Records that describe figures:

>>>

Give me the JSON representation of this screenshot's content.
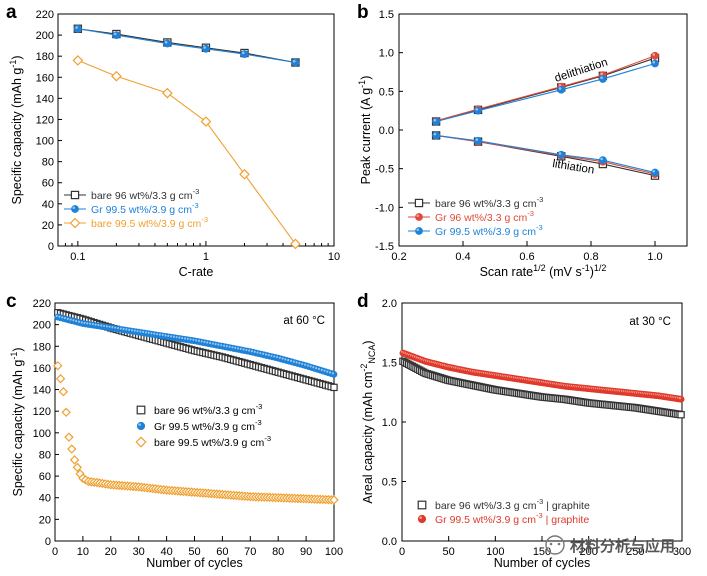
{
  "watermark": "材料分析与应用",
  "chart_data": [
    {
      "panel": "a",
      "type": "line",
      "xscale": "log",
      "xlabel": "C-rate",
      "ylabel": "Specific capacity (mAh g⁻¹)",
      "xlim": [
        0.07,
        10
      ],
      "ylim": [
        0,
        220
      ],
      "xticks": [
        0.1,
        1,
        10
      ],
      "xtick_labels": [
        "0.1",
        "1",
        "10"
      ],
      "yticks": [
        0,
        20,
        40,
        60,
        80,
        100,
        120,
        140,
        160,
        180,
        200,
        220
      ],
      "legend_position": "lower-left",
      "series": [
        {
          "name": "bare 96 wt%/3.3 g cm⁻³",
          "color": "#333333",
          "marker": "square-open",
          "x": [
            0.1,
            0.2,
            0.5,
            1,
            2,
            5
          ],
          "y": [
            206,
            201,
            193,
            188,
            183,
            174
          ]
        },
        {
          "name": "Gr 99.5 wt%/3.9 g cm⁻³",
          "color": "#1f82d8",
          "marker": "circle-filled",
          "x": [
            0.1,
            0.2,
            0.5,
            1,
            2,
            5
          ],
          "y": [
            206,
            200,
            192,
            187,
            182,
            174
          ]
        },
        {
          "name": "bare 99.5 wt%/3.9 g cm⁻³",
          "color": "#f0a030",
          "marker": "diamond-open",
          "x": [
            0.1,
            0.2,
            0.5,
            1,
            2,
            5
          ],
          "y": [
            176,
            161,
            145,
            118,
            68,
            2
          ]
        }
      ]
    },
    {
      "panel": "b",
      "type": "line",
      "xlabel": "Scan rate¹ᐟ² (mV s⁻¹)¹ᐟ²",
      "ylabel": "Peak current (A g⁻¹)",
      "xlim": [
        0.2,
        1.1
      ],
      "ylim": [
        -1.5,
        1.5
      ],
      "xticks": [
        0.2,
        0.4,
        0.6,
        0.8,
        1.0
      ],
      "xtick_labels": [
        "0.2",
        "0.4",
        "0.6",
        "0.8",
        "1.0"
      ],
      "yticks": [
        -1.5,
        -1.0,
        -0.5,
        0.0,
        0.5,
        1.0,
        1.5
      ],
      "ytick_labels": [
        "-1.5",
        "-1.0",
        "-0.5",
        "0.0",
        "0.5",
        "1.0",
        "1.5"
      ],
      "annotations": [
        "delithiation",
        "lithiation"
      ],
      "legend_position": "lower-left",
      "series": [
        {
          "name": "bare 96 wt%/3.3 g cm⁻³",
          "color": "#333333",
          "marker": "square-open",
          "x": [
            0.316,
            0.447,
            0.707,
            0.837,
            1.0
          ],
          "y": [
            0.11,
            0.26,
            0.55,
            0.7,
            0.93
          ]
        },
        {
          "name": "Gr 96 wt%/3.3 g cm⁻³",
          "color": "#e04a3a",
          "marker": "circle-filled",
          "x": [
            0.316,
            0.447,
            0.707,
            0.837,
            1.0
          ],
          "y": [
            0.12,
            0.27,
            0.56,
            0.71,
            0.96
          ]
        },
        {
          "name": "Gr 99.5 wt%/3.9 g cm⁻³",
          "color": "#1f82d8",
          "marker": "circle-filled",
          "x": [
            0.316,
            0.447,
            0.707,
            0.837,
            1.0
          ],
          "y": [
            0.11,
            0.25,
            0.52,
            0.66,
            0.86
          ]
        },
        {
          "name": "bare 96 wt%/3.3 g cm⁻³ (lithiation)",
          "legend": false,
          "color": "#333333",
          "marker": "square-open",
          "x": [
            0.316,
            0.447,
            0.707,
            0.837,
            1.0
          ],
          "y": [
            -0.07,
            -0.15,
            -0.34,
            -0.44,
            -0.59
          ]
        },
        {
          "name": "Gr 96 wt%/3.3 g cm⁻³ (lithiation)",
          "legend": false,
          "color": "#e04a3a",
          "marker": "circle-filled",
          "x": [
            0.316,
            0.447,
            0.707,
            0.837,
            1.0
          ],
          "y": [
            -0.07,
            -0.15,
            -0.33,
            -0.41,
            -0.57
          ]
        },
        {
          "name": "Gr 99.5 wt%/3.9 g cm⁻³ (lithiation)",
          "legend": false,
          "color": "#1f82d8",
          "marker": "circle-filled",
          "x": [
            0.316,
            0.447,
            0.707,
            0.837,
            1.0
          ],
          "y": [
            -0.07,
            -0.14,
            -0.32,
            -0.39,
            -0.55
          ]
        }
      ]
    },
    {
      "panel": "c",
      "type": "scatter",
      "xlabel": "Number of cycles",
      "ylabel": "Specific capacity (mAh g⁻¹)",
      "xlim": [
        0,
        100
      ],
      "ylim": [
        0,
        220
      ],
      "xticks": [
        0,
        10,
        20,
        30,
        40,
        50,
        60,
        70,
        80,
        90,
        100
      ],
      "yticks": [
        0,
        20,
        40,
        60,
        80,
        100,
        120,
        140,
        160,
        180,
        200,
        220
      ],
      "annotation": "at 60 °C",
      "legend_position": "center-right",
      "series": [
        {
          "name": "bare 96 wt%/3.3 g cm⁻³",
          "color": "#333333",
          "marker": "square-open",
          "x": [
            1,
            10,
            20,
            30,
            40,
            50,
            60,
            70,
            80,
            90,
            100
          ],
          "y": [
            211,
            205,
            197,
            190,
            183,
            176,
            170,
            163,
            156,
            149,
            142
          ]
        },
        {
          "name": "Gr 99.5 wt%/3.9 g cm⁻³",
          "color": "#1f82d8",
          "marker": "circle-filled",
          "x": [
            1,
            10,
            20,
            30,
            40,
            50,
            60,
            70,
            80,
            90,
            100
          ],
          "y": [
            207,
            201,
            197,
            193,
            189,
            185,
            180,
            175,
            169,
            162,
            154
          ]
        },
        {
          "name": "bare 99.5 wt%/3.9 g cm⁻³",
          "color": "#f0a030",
          "marker": "diamond-open",
          "x": [
            1,
            2,
            3,
            4,
            5,
            6,
            7,
            8,
            9,
            10,
            12,
            15,
            20,
            30,
            40,
            50,
            60,
            70,
            80,
            90,
            100
          ],
          "y": [
            162,
            150,
            138,
            119,
            96,
            85,
            75,
            68,
            62,
            58,
            55,
            54,
            52,
            50,
            47,
            45,
            43,
            41,
            40,
            39,
            38
          ]
        }
      ]
    },
    {
      "panel": "d",
      "type": "scatter",
      "xlabel": "Number of cycles",
      "ylabel": "Areal capacity (mAh cm⁻² NCA)",
      "xlim": [
        0,
        300
      ],
      "ylim": [
        0,
        2.0
      ],
      "xticks": [
        0,
        50,
        100,
        150,
        200,
        250,
        300
      ],
      "xtick_labels": [
        "0",
        "50",
        "100",
        "150",
        "200",
        "250",
        "300"
      ],
      "yticks": [
        0,
        0.5,
        1.0,
        1.5,
        2.0
      ],
      "ytick_labels": [
        "0.0",
        "0.5",
        "1.0",
        "1.5",
        "2.0"
      ],
      "annotation": "at 30 °C",
      "legend_position": "lower-left",
      "series": [
        {
          "name": "bare 96 wt%/3.3 g cm⁻³ | graphite",
          "color": "#333333",
          "marker": "square-open",
          "x": [
            1,
            25,
            50,
            75,
            100,
            125,
            150,
            175,
            200,
            225,
            250,
            275,
            300
          ],
          "y": [
            1.51,
            1.41,
            1.35,
            1.31,
            1.27,
            1.24,
            1.21,
            1.19,
            1.16,
            1.14,
            1.12,
            1.09,
            1.06
          ]
        },
        {
          "name": "Gr 99.5 wt%/3.9 g cm⁻³ | graphite",
          "color": "#e03a2a",
          "marker": "circle-filled",
          "x": [
            1,
            25,
            50,
            75,
            100,
            125,
            150,
            175,
            200,
            225,
            250,
            275,
            300
          ],
          "y": [
            1.58,
            1.51,
            1.46,
            1.42,
            1.39,
            1.36,
            1.33,
            1.3,
            1.28,
            1.26,
            1.24,
            1.22,
            1.19
          ]
        }
      ]
    }
  ]
}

<<<

**Requirements:**
Above are some records. Report the number of their lines that include "graphite", and add nothing else.

**Exercise solution:**
2